## BEGIN Dataset records

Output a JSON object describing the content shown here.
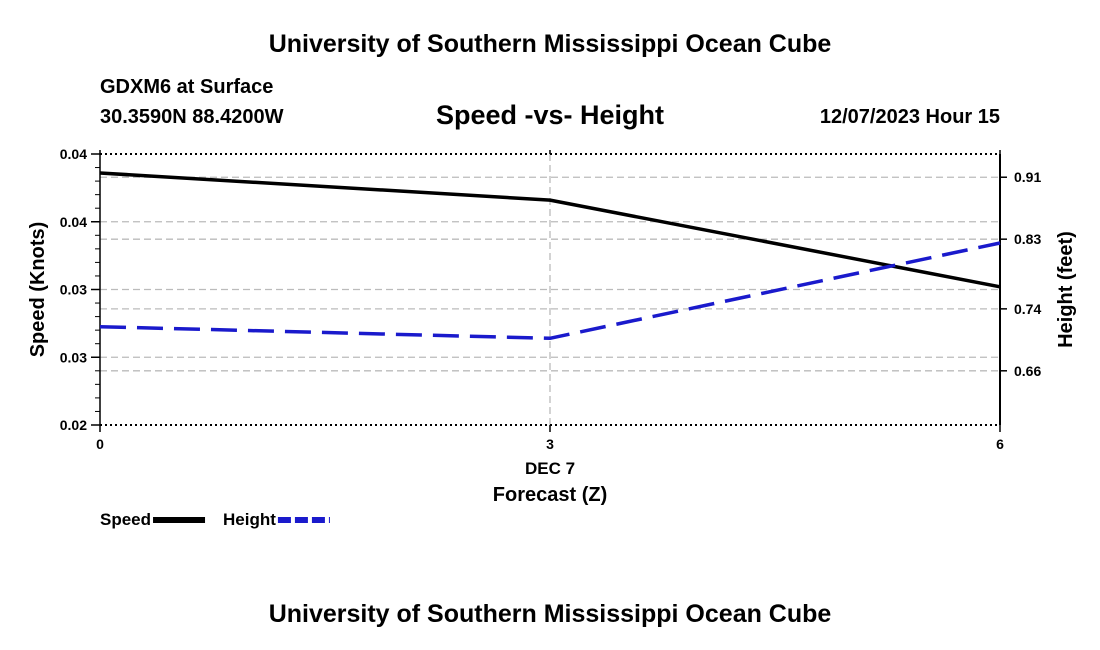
{
  "header": {
    "title": "University of Southern Mississippi Ocean Cube",
    "station": "GDXM6 at Surface",
    "coords": "30.3590N  88.4200W",
    "datetime": "12/07/2023 Hour 15"
  },
  "footer": {
    "title": "University of Southern Mississippi Ocean Cube"
  },
  "chart_data": {
    "type": "line",
    "title": "Speed -vs- Height",
    "x": [
      0,
      3,
      6
    ],
    "xtick_labels": [
      "0",
      "3",
      "6"
    ],
    "xlabel_date": "DEC 7",
    "xlabel": "Forecast (Z)",
    "xlim": [
      0,
      6
    ],
    "left_axis": {
      "label": "Speed (Knots)",
      "ylim": [
        0.02,
        0.04
      ],
      "ticks": [
        0.02,
        0.025,
        0.03,
        0.035,
        0.04
      ],
      "tick_labels": [
        "0.02",
        "0.03",
        "0.03",
        "0.04",
        "0.04"
      ]
    },
    "right_axis": {
      "label": "Height (feet)",
      "ylim": [
        0.59,
        0.94
      ],
      "ticks": [
        0.66,
        0.74,
        0.83,
        0.91
      ],
      "tick_labels": [
        "0.66",
        "0.74",
        "0.83",
        "0.91"
      ]
    },
    "series": [
      {
        "name": "Speed",
        "axis": "left",
        "style": "solid",
        "color": "#000000",
        "values": [
          0.0386,
          0.0366,
          0.0302
        ]
      },
      {
        "name": "Height",
        "axis": "right",
        "style": "dashed",
        "color": "#1a1acc",
        "values": [
          0.717,
          0.702,
          0.825
        ]
      }
    ],
    "grid": true,
    "legend_position": "bottom-left"
  }
}
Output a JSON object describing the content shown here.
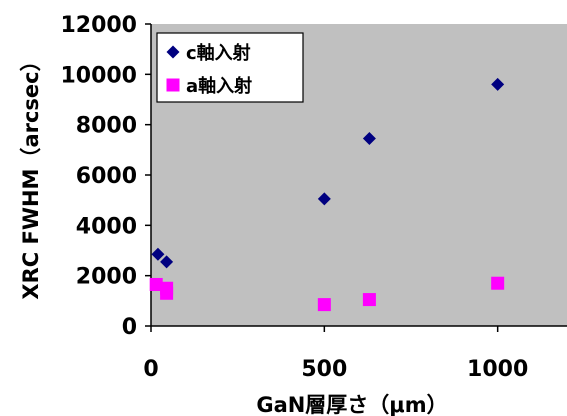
{
  "chart_data": {
    "type": "scatter",
    "title": "",
    "xlabel": "GaN層厚さ（μm）",
    "ylabel": "XRC FWHM（arcsec）",
    "xlim": [
      0,
      1200
    ],
    "ylim": [
      0,
      12000
    ],
    "x_ticks": [
      "0",
      "500",
      "1000"
    ],
    "y_ticks": [
      "0",
      "2000",
      "4000",
      "6000",
      "8000",
      "10000",
      "12000"
    ],
    "x_tick_values": [
      0,
      500,
      1000
    ],
    "y_tick_values": [
      0,
      2000,
      4000,
      6000,
      8000,
      10000,
      12000
    ],
    "grid": false,
    "plot_background": "#c0c0c0",
    "legend_position": "top-left",
    "series": [
      {
        "name": "c軸入射",
        "marker": "diamond",
        "color": "#000080",
        "points": [
          {
            "x": 20,
            "y": 2850
          },
          {
            "x": 45,
            "y": 2550
          },
          {
            "x": 500,
            "y": 5050
          },
          {
            "x": 630,
            "y": 7450
          },
          {
            "x": 1000,
            "y": 9600
          }
        ]
      },
      {
        "name": "a軸入射",
        "marker": "square",
        "color": "#ff00ff",
        "points": [
          {
            "x": 15,
            "y": 1650
          },
          {
            "x": 45,
            "y": 1500
          },
          {
            "x": 45,
            "y": 1300
          },
          {
            "x": 500,
            "y": 850
          },
          {
            "x": 630,
            "y": 1050
          },
          {
            "x": 1000,
            "y": 1700
          }
        ]
      }
    ]
  }
}
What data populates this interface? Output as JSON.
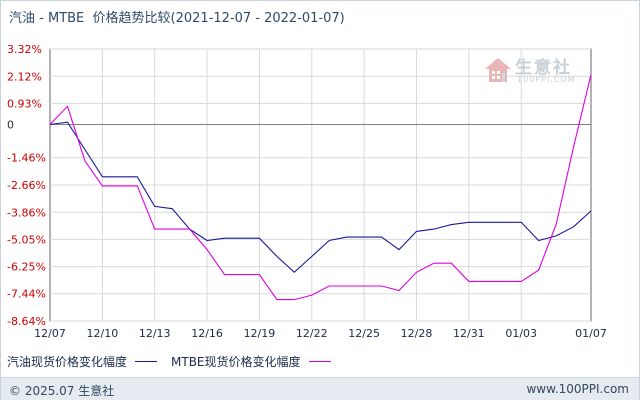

## END Dataset records

» Problem details: All of the entries above should be copied exactly, except for the pictures.

» Full answer:
Output a JSON object describing the content shown here.
{
  "header": {
    "title": "University of Southern Mississippi Ocean Cube",
    "station": "GDXM6 at Surface",
    "coords": "30.3590N  88.4200W",
    "datetime": "12/07/2023 Hour 15"
  },
  "footer": {
    "title": "University of Southern Mississippi Ocean Cube"
  },
  "chart_data": {
    "type": "line",
    "title": "Speed -vs- Height",
    "x": [
      0,
      3,
      6
    ],
    "xtick_labels": [
      "0",
      "3",
      "6"
    ],
    "xlabel_date": "DEC 7",
    "xlabel": "Forecast (Z)",
    "xlim": [
      0,
      6
    ],
    "left_axis": {
      "label": "Speed (Knots)",
      "ylim": [
        0.02,
        0.04
      ],
      "ticks": [
        0.02,
        0.025,
        0.03,
        0.035,
        0.04
      ],
      "tick_labels": [
        "0.02",
        "0.03",
        "0.03",
        "0.04",
        "0.04"
      ]
    },
    "right_axis": {
      "label": "Height (feet)",
      "ylim": [
        0.59,
        0.94
      ],
      "ticks": [
        0.66,
        0.74,
        0.83,
        0.91
      ],
      "tick_labels": [
        "0.66",
        "0.74",
        "0.83",
        "0.91"
      ]
    },
    "series": [
      {
        "name": "Speed",
        "axis": "left",
        "style": "solid",
        "color": "#000000",
        "values": [
          0.0386,
          0.0366,
          0.0302
        ]
      },
      {
        "name": "Height",
        "axis": "right",
        "style": "dashed",
        "color": "#1a1acc",
        "values": [
          0.717,
          0.702,
          0.825
        ]
      }
    ],
    "grid": true,
    "legend_position": "bottom-left"
  }
}
Output a JSON object describing the content shown here.
{
  "chart_data": {
    "type": "scatter",
    "title": "",
    "xlabel": "GaN層厚さ（μm）",
    "ylabel": "XRC FWHM（arcsec）",
    "xlim": [
      0,
      1200
    ],
    "ylim": [
      0,
      12000
    ],
    "x_ticks": [
      "0",
      "500",
      "1000"
    ],
    "y_ticks": [
      "0",
      "2000",
      "4000",
      "6000",
      "8000",
      "10000",
      "12000"
    ],
    "x_tick_values": [
      0,
      500,
      1000
    ],
    "y_tick_values": [
      0,
      2000,
      4000,
      6000,
      8000,
      10000,
      12000
    ],
    "grid": false,
    "plot_background": "#c0c0c0",
    "legend_position": "top-left",
    "series": [
      {
        "name": "c軸入射",
        "marker": "diamond",
        "color": "#000080",
        "points": [
          {
            "x": 20,
            "y": 2850
          },
          {
            "x": 45,
            "y": 2550
          },
          {
            "x": 500,
            "y": 5050
          },
          {
            "x": 630,
            "y": 7450
          },
          {
            "x": 1000,
            "y": 9600
          }
        ]
      },
      {
        "name": "a軸入射",
        "marker": "square",
        "color": "#ff00ff",
        "points": [
          {
            "x": 15,
            "y": 1650
          },
          {
            "x": 45,
            "y": 1500
          },
          {
            "x": 45,
            "y": 1300
          },
          {
            "x": 500,
            "y": 850
          },
          {
            "x": 630,
            "y": 1050
          },
          {
            "x": 1000,
            "y": 1700
          }
        ]
      }
    ]
  }
}
What data populates this interface? Output as JSON.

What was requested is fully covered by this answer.